[Dataset items]

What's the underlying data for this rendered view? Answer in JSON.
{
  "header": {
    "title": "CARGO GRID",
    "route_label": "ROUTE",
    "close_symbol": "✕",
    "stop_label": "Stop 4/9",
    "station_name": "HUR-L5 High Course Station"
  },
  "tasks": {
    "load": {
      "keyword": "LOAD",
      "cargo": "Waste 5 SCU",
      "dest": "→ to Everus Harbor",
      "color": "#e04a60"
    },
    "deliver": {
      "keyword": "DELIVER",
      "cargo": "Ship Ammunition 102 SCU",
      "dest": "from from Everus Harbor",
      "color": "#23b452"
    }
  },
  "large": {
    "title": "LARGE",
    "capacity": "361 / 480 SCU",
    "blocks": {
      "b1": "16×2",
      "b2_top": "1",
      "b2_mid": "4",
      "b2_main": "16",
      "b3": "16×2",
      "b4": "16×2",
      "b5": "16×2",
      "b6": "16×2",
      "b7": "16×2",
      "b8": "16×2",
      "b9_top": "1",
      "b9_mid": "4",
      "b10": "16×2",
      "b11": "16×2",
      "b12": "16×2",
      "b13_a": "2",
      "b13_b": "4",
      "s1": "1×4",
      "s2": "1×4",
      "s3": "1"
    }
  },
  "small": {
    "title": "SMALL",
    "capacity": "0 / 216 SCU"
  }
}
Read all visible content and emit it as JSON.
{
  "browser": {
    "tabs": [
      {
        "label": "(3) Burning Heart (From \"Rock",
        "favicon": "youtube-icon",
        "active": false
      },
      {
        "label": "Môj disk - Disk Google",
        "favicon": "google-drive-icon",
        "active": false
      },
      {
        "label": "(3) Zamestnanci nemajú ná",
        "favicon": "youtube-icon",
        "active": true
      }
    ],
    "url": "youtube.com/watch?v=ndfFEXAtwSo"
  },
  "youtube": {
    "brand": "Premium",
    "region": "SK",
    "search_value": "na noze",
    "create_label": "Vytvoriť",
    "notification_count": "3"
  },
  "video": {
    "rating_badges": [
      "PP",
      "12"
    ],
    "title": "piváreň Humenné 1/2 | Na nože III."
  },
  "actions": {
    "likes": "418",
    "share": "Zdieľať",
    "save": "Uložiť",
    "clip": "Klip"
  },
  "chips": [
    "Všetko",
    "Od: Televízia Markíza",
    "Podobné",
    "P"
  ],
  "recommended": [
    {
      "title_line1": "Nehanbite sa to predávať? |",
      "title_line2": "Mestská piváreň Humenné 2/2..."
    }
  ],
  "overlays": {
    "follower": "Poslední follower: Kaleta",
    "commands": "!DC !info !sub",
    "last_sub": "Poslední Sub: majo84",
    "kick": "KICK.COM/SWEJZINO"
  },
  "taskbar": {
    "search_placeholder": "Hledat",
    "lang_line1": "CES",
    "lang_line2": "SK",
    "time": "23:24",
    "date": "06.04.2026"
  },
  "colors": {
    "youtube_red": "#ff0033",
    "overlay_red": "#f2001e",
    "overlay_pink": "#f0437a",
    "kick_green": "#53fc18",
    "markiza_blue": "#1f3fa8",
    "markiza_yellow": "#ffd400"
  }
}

__What is expected__
Each line of the material above must be retyped precisely.

__Full solution__
What's the underlying data for this rendered view? Answer in JSON.
{
  "header": {
    "title": "CARGO GRID",
    "route_label": "ROUTE",
    "close_symbol": "✕",
    "stop_label": "Stop 4/9",
    "station_name": "HUR-L5 High Course Station"
  },
  "tasks": {
    "load": {
      "keyword": "LOAD",
      "cargo": "Waste 5 SCU",
      "dest": "→ to Everus Harbor",
      "color": "#e04a60"
    },
    "deliver": {
      "keyword": "DELIVER",
      "cargo": "Ship Ammunition 102 SCU",
      "dest": "from from Everus Harbor",
      "color": "#23b452"
    }
  },
  "large": {
    "title": "LARGE",
    "capacity": "361 / 480 SCU",
    "blocks": {
      "b1": "16×2",
      "b2_top": "1",
      "b2_mid": "4",
      "b2_main": "16",
      "b3": "16×2",
      "b4": "16×2",
      "b5": "16×2",
      "b6": "16×2",
      "b7": "16×2",
      "b8": "16×2",
      "b9_top": "1",
      "b9_mid": "4",
      "b10": "16×2",
      "b11": "16×2",
      "b12": "16×2",
      "b13_a": "2",
      "b13_b": "4",
      "s1": "1×4",
      "s2": "1×4",
      "s3": "1"
    }
  },
  "small": {
    "title": "SMALL",
    "capacity": "0 / 216 SCU"
  }
}
Read all visible content and emit it as JSON.
{
  "browser": {
    "tabs": [
      {
        "label": "(3) Burning Heart (From \"Rock",
        "favicon": "youtube-icon",
        "active": false
      },
      {
        "label": "Môj disk - Disk Google",
        "favicon": "google-drive-icon",
        "active": false
      },
      {
        "label": "(3) Zamestnanci nemajú ná",
        "favicon": "youtube-icon",
        "active": true
      }
    ],
    "url": "youtube.com/watch?v=ndfFEXAtwSo"
  },
  "youtube": {
    "brand": "Premium",
    "region": "SK",
    "search_value": "na noze",
    "create_label": "Vytvoriť",
    "notification_count": "3"
  },
  "video": {
    "rating_badges": [
      "PP",
      "12"
    ],
    "title": "piváreň Humenné 1/2 | Na nože III."
  },
  "actions": {
    "likes": "418",
    "share": "Zdieľať",
    "save": "Uložiť",
    "clip": "Klip"
  },
  "chips": [
    "Všetko",
    "Od: Televízia Markíza",
    "Podobné",
    "P"
  ],
  "recommended": [
    {
      "title_line1": "Nehanbite sa to predávať? |",
      "title_line2": "Mestská piváreň Humenné 2/2..."
    }
  ],
  "overlays": {
    "follower": "Poslední follower: Kaleta",
    "commands": "!DC !info !sub",
    "last_sub": "Poslední Sub: majo84",
    "kick": "KICK.COM/SWEJZINO"
  },
  "taskbar": {
    "search_placeholder": "Hledat",
    "lang_line1": "CES",
    "lang_line2": "SK",
    "time": "23:24",
    "date": "06.04.2026"
  },
  "colors": {
    "youtube_red": "#ff0033",
    "overlay_red": "#f2001e",
    "overlay_pink": "#f0437a",
    "kick_green": "#53fc18",
    "markiza_blue": "#1f3fa8",
    "markiza_yellow": "#ffd400"
  }
}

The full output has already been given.